=== Data extracts ===

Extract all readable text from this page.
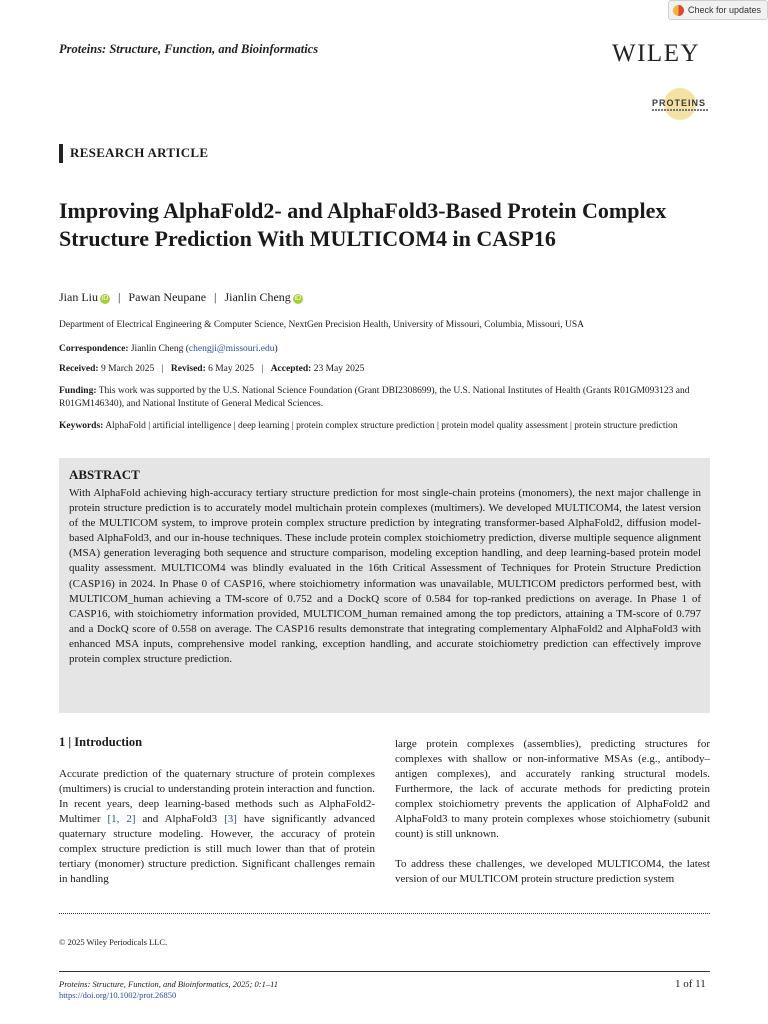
Check for updates
Proteins: Structure, Function, and Bioinformatics	WILEY
PROTEINS
RESEARCH ARTICLE
Improving AlphaFold2- and AlphaFold3-Based Protein Complex Structure Prediction With MULTICOM4 in CASP16
Jian Liu iD | Pawan Neupane | Jianlin Cheng iD
Department of Electrical Engineering & Computer Science, NextGen Precision Health, University of Missouri, Columbia, Missouri, USA
Correspondence: Jianlin Cheng (chengji@missouri.edu)
Received: 9 March 2025 | Revised: 6 May 2025 | Accepted: 23 May 2025
Funding: This work was supported by the U.S. National Science Foundation (Grant DBI2308699), the U.S. National Institutes of Health (Grants R01GM093123 and R01GM146340), and National Institute of General Medical Sciences.
Keywords: AlphaFold | artificial intelligence | deep learning | protein complex structure prediction | protein model quality assessment | protein structure prediction
ABSTRACT
With AlphaFold achieving high-accuracy tertiary structure prediction for most single-chain proteins (monomers), the next major challenge in protein structure prediction is to accurately model multichain protein complexes (multimers). We developed MULTICOM4, the latest version of the MULTICOM system, to improve protein complex structure prediction by integrating transformer-based AlphaFold2, diffusion model-based AlphaFold3, and our in-house techniques. These include protein complex stoichiometry prediction, diverse multiple sequence alignment (MSA) generation leveraging both sequence and structure comparison, modeling exception handling, and deep learning-based protein model quality assessment. MULTICOM4 was blindly evaluated in the 16th Critical Assessment of Techniques for Protein Structure Prediction (CASP16) in 2024. In Phase 0 of CASP16, where stoichiometry information was unavailable, MULTICOM predictors performed best, with MULTICOM_human achieving a TM-score of 0.752 and a DockQ score of 0.584 for top-ranked predictions on average. In Phase 1 of CASP16, with stoichiometry information provided, MULTICOM_human remained among the top predictors, attaining a TM-score of 0.797 and a DockQ score of 0.558 on average. The CASP16 results demonstrate that integrating complementary AlphaFold2 and AlphaFold3 with enhanced MSA inputs, comprehensive model ranking, exception handling, and accurate stoichiometry prediction can effectively improve protein complex structure prediction.
1 | Introduction
Accurate prediction of the quaternary structure of protein complexes (multimers) is crucial to understanding protein interaction and function. In recent years, deep learning-based methods such as AlphaFold2-Multimer [1, 2] and AlphaFold3 [3] have significantly advanced quaternary structure modeling. However, the accuracy of protein complex structure prediction is still much lower than that of protein tertiary (monomer) structure prediction. Significant challenges remain in handling
large protein complexes (assemblies), predicting structures for complexes with shallow or non-informative MSAs (e.g., antibody–antigen complexes), and accurately ranking structural models. Furthermore, the lack of accurate methods for predicting protein complex stoichiometry prevents the application of AlphaFold2 and AlphaFold3 to many protein complexes whose stoichiometry (subunit count) is still unknown.
To address these challenges, we developed MULTICOM4, the latest version of our MULTICOM protein structure prediction system
© 2025 Wiley Periodicals LLC.
Proteins: Structure, Function, and Bioinformatics, 2025; 0:1–11
https://doi.org/10.1002/prot.26850
1 of 11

=== Exercise objective ===
Copy out every line of the data exactly, leaving the images behind.

=== Completed exercise ===
Extract all readable text from this page.
Check for updates
Proteins: Structure, Function, and Bioinformatics	WILEY
PROTEINS
RESEARCH ARTICLE
Improving AlphaFold2- and AlphaFold3-Based Protein Complex Structure Prediction With MULTICOM4 in CASP16
Jian Liu iD | Pawan Neupane | Jianlin Cheng iD
Department of Electrical Engineering & Computer Science, NextGen Precision Health, University of Missouri, Columbia, Missouri, USA
Correspondence: Jianlin Cheng (chengji@missouri.edu)
Received: 9 March 2025 | Revised: 6 May 2025 | Accepted: 23 May 2025
Funding: This work was supported by the U.S. National Science Foundation (Grant DBI2308699), the U.S. National Institutes of Health (Grants R01GM093123 and R01GM146340), and National Institute of General Medical Sciences.
Keywords: AlphaFold | artificial intelligence | deep learning | protein complex structure prediction | protein model quality assessment | protein structure prediction
ABSTRACT
With AlphaFold achieving high-accuracy tertiary structure prediction for most single-chain proteins (monomers), the next major challenge in protein structure prediction is to accurately model multichain protein complexes (multimers). We developed MULTICOM4, the latest version of the MULTICOM system, to improve protein complex structure prediction by integrating transformer-based AlphaFold2, diffusion model-based AlphaFold3, and our in-house techniques. These include protein complex stoichiometry prediction, diverse multiple sequence alignment (MSA) generation leveraging both sequence and structure comparison, modeling exception handling, and deep learning-based protein model quality assessment. MULTICOM4 was blindly evaluated in the 16th Critical Assessment of Techniques for Protein Structure Prediction (CASP16) in 2024. In Phase 0 of CASP16, where stoichiometry information was unavailable, MULTICOM predictors performed best, with MULTICOM_human achieving a TM-score of 0.752 and a DockQ score of 0.584 for top-ranked predictions on average. In Phase 1 of CASP16, with stoichiometry information provided, MULTICOM_human remained among the top predictors, attaining a TM-score of 0.797 and a DockQ score of 0.558 on average. The CASP16 results demonstrate that integrating complementary AlphaFold2 and AlphaFold3 with enhanced MSA inputs, comprehensive model ranking, exception handling, and accurate stoichiometry prediction can effectively improve protein complex structure prediction.
1 | Introduction
Accurate prediction of the quaternary structure of protein complexes (multimers) is crucial to understanding protein interaction and function. In recent years, deep learning-based methods such as AlphaFold2-Multimer [1, 2] and AlphaFold3 [3] have significantly advanced quaternary structure modeling. However, the accuracy of protein complex structure prediction is still much lower than that of protein tertiary (monomer) structure prediction. Significant challenges remain in handling
large protein complexes (assemblies), predicting structures for complexes with shallow or non-informative MSAs (e.g., antibody–antigen complexes), and accurately ranking structural models. Furthermore, the lack of accurate methods for predicting protein complex stoichiometry prevents the application of AlphaFold2 and AlphaFold3 to many protein complexes whose stoichiometry (subunit count) is still unknown.
To address these challenges, we developed MULTICOM4, the latest version of our MULTICOM protein structure prediction system
© 2025 Wiley Periodicals LLC.
Proteins: Structure, Function, and Bioinformatics, 2025; 0:1–11
https://doi.org/10.1002/prot.26850
1 of 11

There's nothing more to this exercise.